§ Data

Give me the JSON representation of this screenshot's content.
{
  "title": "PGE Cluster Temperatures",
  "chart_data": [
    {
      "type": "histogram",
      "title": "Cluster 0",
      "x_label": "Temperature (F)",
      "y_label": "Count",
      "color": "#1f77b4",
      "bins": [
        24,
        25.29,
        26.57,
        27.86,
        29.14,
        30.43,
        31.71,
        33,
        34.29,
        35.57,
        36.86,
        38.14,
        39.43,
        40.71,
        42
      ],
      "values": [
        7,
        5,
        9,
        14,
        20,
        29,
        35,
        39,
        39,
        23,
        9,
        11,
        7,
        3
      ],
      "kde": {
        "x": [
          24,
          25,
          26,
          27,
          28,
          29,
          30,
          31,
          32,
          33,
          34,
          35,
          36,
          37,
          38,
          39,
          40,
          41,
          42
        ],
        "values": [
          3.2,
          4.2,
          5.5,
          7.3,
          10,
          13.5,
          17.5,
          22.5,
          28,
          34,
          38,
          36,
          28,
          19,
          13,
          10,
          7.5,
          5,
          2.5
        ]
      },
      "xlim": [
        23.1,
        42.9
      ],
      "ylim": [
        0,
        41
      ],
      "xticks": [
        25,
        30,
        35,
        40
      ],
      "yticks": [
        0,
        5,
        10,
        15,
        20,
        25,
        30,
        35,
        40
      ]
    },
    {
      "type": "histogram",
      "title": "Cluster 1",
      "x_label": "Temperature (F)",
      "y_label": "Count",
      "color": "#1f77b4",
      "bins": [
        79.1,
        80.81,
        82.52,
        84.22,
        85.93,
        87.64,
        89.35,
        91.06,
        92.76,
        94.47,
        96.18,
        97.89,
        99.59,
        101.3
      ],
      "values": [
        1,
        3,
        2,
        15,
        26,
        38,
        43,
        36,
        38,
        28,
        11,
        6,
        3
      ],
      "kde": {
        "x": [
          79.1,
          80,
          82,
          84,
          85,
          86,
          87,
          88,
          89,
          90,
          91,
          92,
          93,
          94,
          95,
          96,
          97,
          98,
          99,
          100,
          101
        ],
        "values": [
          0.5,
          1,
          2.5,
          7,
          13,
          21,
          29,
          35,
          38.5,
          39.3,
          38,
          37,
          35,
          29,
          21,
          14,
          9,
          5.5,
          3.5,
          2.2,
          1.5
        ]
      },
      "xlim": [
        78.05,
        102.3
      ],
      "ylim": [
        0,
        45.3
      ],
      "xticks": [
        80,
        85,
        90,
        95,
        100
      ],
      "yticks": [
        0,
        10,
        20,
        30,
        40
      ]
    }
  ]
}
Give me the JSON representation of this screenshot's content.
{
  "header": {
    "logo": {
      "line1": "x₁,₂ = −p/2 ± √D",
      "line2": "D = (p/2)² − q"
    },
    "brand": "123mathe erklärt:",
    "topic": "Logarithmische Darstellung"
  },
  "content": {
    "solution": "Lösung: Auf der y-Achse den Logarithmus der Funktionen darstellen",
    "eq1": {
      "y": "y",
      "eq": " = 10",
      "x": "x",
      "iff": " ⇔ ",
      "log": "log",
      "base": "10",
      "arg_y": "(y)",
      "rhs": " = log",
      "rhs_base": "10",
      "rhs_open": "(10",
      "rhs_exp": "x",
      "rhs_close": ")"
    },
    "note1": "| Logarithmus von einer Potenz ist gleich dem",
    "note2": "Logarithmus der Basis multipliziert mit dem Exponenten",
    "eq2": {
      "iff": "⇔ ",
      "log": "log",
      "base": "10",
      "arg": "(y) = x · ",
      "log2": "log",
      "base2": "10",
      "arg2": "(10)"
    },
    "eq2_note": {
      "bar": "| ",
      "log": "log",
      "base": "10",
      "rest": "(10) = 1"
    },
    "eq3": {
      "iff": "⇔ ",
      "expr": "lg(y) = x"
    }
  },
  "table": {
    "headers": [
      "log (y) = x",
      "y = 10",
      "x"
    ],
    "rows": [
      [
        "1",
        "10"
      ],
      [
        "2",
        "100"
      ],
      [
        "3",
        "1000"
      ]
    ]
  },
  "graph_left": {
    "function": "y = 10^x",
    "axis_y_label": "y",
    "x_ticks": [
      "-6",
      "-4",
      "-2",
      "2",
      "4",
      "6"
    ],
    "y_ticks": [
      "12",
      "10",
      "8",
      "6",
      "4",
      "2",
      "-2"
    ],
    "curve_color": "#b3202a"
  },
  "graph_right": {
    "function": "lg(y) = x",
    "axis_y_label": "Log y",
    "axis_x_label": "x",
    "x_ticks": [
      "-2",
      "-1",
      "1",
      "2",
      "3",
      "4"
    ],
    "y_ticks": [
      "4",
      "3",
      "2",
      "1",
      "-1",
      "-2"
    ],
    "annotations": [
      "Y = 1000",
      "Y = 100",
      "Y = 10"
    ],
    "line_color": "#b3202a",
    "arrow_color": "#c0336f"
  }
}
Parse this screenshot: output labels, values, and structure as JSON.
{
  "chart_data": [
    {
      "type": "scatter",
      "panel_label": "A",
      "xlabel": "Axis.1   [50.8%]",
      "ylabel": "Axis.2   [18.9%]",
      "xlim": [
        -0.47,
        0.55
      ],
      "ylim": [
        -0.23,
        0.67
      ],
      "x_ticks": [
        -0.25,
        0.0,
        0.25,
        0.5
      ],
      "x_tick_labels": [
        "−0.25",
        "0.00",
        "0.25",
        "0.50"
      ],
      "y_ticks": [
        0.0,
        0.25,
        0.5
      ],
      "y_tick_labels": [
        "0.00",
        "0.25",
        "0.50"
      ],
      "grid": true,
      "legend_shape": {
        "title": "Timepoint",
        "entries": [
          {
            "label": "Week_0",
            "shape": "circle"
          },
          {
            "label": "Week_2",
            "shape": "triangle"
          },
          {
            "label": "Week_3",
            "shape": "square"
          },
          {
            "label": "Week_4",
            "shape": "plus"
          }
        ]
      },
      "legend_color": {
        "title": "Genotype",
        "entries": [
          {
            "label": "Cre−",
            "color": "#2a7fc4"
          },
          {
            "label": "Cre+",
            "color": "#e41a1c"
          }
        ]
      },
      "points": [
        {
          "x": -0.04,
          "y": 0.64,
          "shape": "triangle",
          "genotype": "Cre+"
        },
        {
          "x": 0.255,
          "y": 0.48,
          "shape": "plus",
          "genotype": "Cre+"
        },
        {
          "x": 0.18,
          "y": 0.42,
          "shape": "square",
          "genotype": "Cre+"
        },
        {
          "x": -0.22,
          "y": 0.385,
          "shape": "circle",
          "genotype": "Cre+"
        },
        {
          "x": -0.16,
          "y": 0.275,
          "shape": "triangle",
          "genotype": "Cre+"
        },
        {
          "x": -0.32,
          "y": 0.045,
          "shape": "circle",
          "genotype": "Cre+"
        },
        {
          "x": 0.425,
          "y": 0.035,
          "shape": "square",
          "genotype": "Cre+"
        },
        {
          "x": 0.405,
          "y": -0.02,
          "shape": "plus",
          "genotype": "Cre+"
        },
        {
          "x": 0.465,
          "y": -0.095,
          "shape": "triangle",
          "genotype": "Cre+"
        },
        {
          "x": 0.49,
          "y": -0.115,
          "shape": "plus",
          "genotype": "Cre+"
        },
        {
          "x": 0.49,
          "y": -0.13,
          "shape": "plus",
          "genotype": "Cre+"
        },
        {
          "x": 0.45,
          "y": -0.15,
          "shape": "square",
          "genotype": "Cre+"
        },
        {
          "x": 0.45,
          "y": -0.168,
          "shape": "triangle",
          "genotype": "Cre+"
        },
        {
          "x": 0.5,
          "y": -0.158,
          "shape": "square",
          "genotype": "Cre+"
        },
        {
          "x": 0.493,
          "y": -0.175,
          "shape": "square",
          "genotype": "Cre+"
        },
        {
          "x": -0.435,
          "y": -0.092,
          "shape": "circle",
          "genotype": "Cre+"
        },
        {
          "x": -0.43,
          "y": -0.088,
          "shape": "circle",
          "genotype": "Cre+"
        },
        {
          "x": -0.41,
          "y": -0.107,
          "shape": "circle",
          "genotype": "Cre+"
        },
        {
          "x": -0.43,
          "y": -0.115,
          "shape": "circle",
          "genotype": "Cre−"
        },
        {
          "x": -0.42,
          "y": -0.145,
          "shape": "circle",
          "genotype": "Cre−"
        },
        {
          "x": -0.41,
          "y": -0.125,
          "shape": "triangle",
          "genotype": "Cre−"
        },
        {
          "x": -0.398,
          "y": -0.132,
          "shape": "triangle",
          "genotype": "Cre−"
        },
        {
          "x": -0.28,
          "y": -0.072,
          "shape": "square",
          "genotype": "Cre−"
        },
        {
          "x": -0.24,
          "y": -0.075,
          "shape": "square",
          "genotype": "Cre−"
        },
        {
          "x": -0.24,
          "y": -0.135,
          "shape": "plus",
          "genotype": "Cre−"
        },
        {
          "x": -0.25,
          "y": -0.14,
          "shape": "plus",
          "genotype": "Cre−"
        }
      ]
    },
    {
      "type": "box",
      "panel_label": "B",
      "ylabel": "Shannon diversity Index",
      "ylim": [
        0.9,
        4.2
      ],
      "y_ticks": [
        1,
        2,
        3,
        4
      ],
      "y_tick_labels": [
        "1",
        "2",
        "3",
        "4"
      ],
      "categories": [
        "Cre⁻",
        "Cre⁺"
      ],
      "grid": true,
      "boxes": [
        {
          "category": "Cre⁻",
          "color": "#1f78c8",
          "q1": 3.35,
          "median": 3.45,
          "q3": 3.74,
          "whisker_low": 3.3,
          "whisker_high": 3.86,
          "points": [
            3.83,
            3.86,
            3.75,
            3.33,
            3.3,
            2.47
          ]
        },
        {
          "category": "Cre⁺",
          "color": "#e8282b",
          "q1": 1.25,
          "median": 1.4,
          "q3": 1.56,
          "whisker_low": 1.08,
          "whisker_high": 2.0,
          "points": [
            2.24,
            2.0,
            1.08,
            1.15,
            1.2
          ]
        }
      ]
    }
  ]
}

§ Requirements
Collect each line of the entries that has the word "Cluster", copying it in full.

§ Reply
  "title": "PGE Cluster Temperatures",
      "title": "Cluster 0",
      "title": "Cluster 1",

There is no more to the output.